§ Do this
Count the lines below that contain the word "range", and reply with that number alone.
***
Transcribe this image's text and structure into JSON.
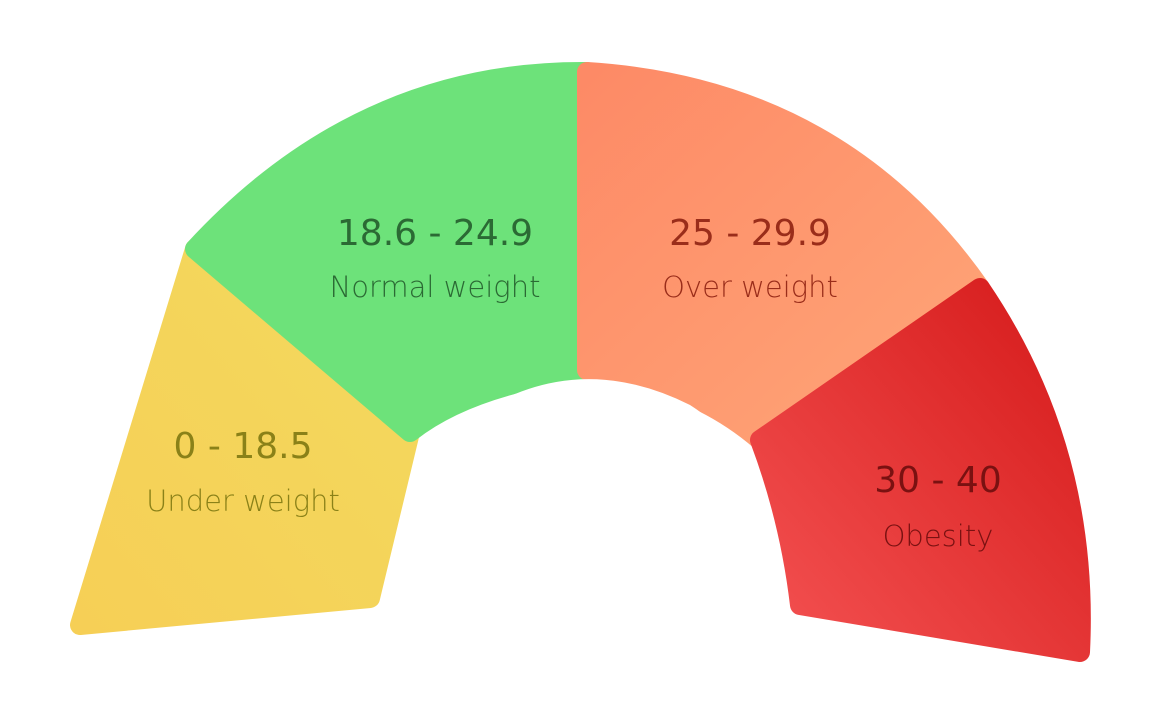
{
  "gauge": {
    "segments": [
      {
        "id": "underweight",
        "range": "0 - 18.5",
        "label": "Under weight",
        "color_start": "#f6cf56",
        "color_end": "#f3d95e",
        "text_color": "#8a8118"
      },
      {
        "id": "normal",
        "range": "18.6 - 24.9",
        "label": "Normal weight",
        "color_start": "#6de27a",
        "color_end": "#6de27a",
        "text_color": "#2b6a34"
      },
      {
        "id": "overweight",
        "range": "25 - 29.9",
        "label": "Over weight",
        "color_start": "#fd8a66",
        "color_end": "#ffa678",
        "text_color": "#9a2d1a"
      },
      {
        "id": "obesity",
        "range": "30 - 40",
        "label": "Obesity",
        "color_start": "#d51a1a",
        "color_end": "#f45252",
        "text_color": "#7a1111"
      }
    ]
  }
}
***
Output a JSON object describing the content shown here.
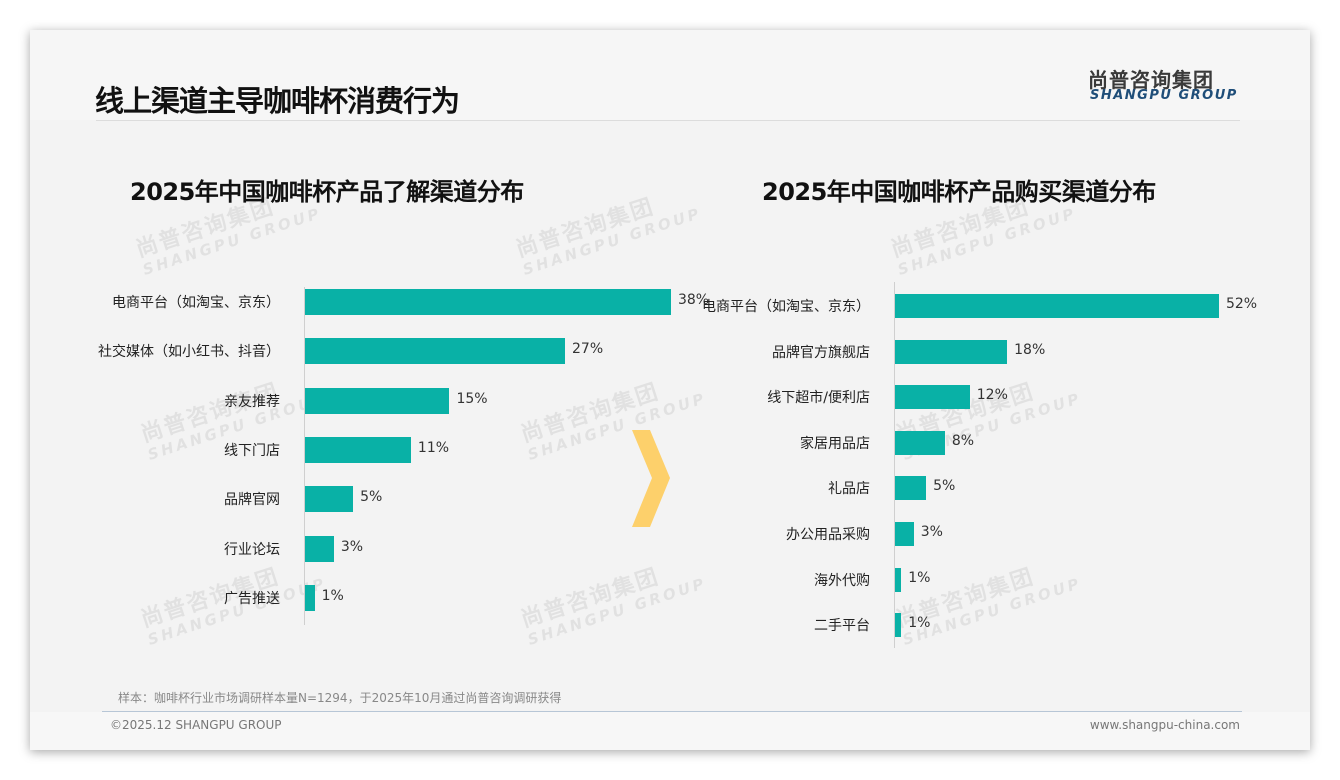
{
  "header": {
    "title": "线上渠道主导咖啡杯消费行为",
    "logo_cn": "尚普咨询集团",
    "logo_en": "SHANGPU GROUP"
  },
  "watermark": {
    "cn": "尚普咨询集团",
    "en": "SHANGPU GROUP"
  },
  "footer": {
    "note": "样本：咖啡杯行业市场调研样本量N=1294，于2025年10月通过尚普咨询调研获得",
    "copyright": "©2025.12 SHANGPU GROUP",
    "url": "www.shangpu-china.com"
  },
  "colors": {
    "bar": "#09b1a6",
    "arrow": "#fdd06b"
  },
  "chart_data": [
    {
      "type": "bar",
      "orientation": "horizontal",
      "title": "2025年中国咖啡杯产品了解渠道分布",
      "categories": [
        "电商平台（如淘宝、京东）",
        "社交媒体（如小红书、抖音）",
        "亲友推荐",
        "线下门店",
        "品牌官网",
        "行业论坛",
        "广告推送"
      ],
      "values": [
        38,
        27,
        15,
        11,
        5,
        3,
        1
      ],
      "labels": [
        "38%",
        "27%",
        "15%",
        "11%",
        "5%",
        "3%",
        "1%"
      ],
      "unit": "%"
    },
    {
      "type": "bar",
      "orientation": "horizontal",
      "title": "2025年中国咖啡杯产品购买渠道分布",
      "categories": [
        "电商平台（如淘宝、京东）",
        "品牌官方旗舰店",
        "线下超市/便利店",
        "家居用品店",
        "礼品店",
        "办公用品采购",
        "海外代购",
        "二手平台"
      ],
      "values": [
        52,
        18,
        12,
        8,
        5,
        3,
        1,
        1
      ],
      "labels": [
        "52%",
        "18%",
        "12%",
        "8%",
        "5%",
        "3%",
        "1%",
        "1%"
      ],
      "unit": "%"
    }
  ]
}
***
§ Answer to the task
4